__Collected data__:
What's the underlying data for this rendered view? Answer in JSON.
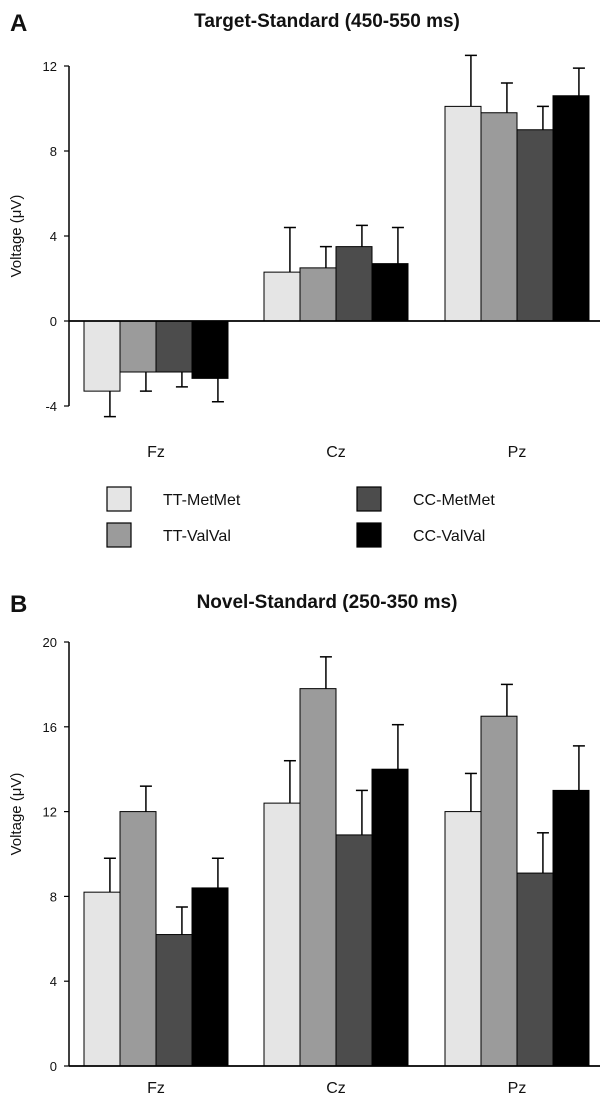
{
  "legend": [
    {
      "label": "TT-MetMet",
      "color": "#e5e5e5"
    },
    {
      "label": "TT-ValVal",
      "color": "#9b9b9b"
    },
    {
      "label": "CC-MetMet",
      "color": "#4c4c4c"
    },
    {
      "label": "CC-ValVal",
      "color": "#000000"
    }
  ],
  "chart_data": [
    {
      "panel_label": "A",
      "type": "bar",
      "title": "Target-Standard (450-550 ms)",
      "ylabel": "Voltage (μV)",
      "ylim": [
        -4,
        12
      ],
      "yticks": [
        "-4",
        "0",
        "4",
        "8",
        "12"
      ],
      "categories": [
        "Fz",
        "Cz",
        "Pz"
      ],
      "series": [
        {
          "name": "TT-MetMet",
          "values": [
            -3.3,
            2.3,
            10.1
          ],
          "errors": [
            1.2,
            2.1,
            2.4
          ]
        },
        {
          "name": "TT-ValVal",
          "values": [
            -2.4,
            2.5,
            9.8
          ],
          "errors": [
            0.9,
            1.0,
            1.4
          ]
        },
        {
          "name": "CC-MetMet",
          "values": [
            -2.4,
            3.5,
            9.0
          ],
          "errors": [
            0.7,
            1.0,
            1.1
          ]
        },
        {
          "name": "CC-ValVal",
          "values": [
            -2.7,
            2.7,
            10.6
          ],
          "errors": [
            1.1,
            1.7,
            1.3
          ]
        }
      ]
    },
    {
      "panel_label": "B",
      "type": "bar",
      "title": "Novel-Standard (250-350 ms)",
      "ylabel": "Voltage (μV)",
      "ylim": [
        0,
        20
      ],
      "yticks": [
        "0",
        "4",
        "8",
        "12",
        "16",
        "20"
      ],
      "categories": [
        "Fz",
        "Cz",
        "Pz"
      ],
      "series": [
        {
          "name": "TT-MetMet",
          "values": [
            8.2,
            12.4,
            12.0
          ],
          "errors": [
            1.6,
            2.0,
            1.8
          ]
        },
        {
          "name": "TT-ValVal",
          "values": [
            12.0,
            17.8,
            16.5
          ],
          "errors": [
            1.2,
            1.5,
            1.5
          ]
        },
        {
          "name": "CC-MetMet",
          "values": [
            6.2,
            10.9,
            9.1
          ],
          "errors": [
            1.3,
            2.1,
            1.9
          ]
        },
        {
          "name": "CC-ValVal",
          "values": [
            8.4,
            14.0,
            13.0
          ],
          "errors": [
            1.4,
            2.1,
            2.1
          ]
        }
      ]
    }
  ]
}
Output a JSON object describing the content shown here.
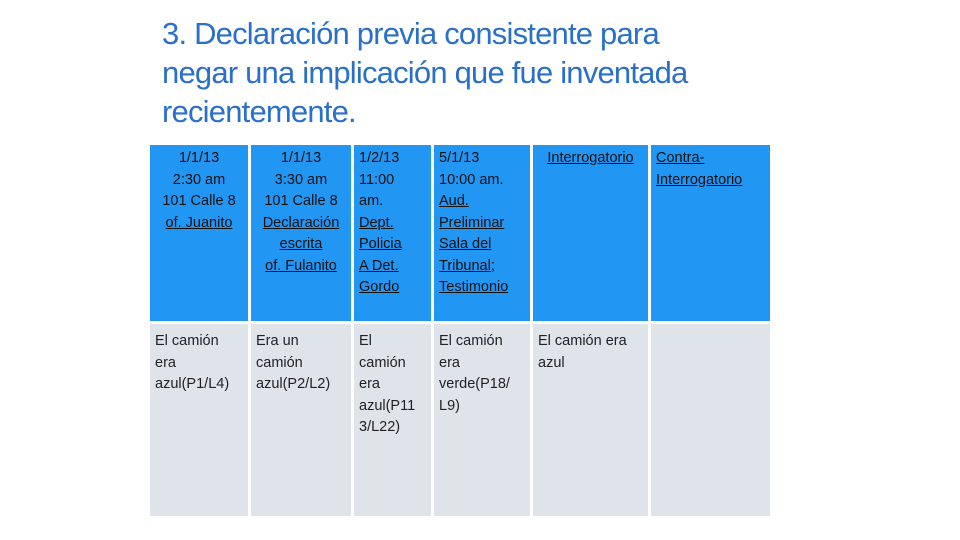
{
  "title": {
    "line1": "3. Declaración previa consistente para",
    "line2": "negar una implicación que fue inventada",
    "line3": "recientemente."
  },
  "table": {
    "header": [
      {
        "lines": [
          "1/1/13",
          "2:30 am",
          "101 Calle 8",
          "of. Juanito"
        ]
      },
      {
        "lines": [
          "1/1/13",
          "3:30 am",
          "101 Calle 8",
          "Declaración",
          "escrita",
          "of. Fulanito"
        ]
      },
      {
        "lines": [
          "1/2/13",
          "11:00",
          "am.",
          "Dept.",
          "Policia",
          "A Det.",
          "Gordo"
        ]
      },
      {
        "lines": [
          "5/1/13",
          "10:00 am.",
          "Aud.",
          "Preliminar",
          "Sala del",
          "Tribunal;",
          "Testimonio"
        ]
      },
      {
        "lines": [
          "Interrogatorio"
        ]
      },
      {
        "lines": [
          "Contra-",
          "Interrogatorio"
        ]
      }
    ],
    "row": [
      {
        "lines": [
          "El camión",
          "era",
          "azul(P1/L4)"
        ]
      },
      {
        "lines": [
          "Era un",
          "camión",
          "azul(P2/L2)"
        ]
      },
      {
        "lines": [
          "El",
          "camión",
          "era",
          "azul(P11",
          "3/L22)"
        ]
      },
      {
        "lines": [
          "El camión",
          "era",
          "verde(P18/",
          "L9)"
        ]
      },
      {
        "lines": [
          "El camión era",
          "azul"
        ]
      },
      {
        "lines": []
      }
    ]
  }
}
...
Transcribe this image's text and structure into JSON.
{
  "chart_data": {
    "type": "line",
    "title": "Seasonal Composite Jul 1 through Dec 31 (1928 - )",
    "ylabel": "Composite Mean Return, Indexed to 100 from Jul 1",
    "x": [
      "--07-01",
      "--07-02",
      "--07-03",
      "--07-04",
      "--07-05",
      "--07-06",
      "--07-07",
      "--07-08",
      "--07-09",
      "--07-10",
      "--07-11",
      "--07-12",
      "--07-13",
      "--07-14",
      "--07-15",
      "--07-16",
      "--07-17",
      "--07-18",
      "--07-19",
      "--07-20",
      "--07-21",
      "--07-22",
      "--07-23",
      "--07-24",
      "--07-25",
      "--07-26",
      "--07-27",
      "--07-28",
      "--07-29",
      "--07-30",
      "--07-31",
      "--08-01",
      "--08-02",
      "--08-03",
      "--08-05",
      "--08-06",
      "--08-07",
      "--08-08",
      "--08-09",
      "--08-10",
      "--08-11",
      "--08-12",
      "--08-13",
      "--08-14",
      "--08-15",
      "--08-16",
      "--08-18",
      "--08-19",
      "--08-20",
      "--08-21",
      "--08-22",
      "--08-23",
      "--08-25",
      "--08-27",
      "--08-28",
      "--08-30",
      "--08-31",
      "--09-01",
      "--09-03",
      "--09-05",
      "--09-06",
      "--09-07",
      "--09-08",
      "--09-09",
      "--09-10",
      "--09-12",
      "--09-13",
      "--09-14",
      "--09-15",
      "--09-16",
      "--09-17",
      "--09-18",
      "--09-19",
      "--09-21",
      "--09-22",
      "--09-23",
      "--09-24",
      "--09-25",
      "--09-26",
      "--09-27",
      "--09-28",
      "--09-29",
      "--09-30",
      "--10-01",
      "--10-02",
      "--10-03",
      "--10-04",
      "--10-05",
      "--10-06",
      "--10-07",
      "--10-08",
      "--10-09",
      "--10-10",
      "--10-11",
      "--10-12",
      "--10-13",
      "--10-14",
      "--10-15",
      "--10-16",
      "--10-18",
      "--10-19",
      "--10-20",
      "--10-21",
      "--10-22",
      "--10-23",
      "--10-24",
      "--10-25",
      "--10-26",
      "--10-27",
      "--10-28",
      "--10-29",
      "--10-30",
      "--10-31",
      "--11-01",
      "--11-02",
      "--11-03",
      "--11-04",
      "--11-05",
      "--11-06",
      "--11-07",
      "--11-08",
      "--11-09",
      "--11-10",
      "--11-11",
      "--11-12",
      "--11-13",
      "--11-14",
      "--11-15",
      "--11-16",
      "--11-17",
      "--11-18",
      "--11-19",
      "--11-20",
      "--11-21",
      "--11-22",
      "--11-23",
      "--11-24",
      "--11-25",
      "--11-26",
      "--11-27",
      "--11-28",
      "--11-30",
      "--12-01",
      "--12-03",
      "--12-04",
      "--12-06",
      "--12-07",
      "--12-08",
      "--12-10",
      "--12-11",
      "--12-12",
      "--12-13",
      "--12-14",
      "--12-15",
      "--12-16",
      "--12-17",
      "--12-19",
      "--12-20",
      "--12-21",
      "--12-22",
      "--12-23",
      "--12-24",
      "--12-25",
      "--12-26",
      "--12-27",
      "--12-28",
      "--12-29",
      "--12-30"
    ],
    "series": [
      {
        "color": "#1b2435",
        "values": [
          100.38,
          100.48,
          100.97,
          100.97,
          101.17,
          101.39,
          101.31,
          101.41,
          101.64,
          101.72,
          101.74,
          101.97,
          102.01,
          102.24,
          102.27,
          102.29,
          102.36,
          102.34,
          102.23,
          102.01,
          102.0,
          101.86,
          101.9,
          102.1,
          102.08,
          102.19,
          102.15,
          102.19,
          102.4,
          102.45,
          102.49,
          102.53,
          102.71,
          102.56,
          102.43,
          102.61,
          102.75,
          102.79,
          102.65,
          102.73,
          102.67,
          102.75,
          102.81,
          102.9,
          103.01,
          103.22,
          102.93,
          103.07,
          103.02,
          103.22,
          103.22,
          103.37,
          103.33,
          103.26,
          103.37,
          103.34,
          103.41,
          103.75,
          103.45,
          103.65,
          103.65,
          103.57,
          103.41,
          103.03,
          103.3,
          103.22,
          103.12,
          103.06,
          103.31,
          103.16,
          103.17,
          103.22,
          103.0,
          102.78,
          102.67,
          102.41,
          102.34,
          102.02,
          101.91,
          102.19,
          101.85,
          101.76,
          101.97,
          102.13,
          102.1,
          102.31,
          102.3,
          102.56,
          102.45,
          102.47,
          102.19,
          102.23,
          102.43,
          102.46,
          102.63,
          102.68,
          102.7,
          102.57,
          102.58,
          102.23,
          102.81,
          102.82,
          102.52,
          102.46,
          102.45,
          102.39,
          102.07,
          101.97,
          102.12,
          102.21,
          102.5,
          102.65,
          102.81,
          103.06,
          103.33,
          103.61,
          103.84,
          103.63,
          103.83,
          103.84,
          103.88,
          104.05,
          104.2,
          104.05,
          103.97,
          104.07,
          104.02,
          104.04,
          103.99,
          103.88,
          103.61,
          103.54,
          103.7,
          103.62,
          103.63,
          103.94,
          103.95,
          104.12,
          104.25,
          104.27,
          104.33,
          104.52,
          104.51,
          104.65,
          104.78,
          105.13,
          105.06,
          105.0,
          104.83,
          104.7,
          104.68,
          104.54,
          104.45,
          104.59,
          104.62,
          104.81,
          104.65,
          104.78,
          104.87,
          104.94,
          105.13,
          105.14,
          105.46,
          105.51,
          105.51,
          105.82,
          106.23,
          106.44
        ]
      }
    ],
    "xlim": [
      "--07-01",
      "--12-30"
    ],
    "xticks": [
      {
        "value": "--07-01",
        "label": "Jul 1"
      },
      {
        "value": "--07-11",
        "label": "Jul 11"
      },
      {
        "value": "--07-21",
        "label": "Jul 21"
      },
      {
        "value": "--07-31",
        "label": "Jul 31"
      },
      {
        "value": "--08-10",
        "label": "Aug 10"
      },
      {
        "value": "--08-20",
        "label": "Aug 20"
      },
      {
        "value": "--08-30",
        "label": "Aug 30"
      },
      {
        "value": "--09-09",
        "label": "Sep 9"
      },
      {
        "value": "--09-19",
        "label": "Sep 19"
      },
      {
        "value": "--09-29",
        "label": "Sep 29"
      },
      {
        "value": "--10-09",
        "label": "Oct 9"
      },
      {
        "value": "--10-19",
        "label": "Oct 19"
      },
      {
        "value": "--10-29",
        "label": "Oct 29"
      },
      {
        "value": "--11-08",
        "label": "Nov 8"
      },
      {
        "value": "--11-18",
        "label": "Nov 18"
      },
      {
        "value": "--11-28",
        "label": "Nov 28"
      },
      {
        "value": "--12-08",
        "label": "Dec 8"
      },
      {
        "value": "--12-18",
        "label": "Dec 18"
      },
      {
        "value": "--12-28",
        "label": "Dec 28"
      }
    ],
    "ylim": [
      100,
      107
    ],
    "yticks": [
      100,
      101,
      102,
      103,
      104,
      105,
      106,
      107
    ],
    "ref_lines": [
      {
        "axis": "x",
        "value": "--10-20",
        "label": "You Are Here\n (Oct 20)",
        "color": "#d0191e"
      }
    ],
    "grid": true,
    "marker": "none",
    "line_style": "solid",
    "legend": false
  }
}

__TASK TO CARRY OUT__:
Filter the records above for lines containing the word "JSON", and copy those lines.

__REPLY__:
What's the underlying data for this rendered view? Answer in JSON.
Output a JSON object describing the content shown here.
Transcribe this image's text and structure into JSON.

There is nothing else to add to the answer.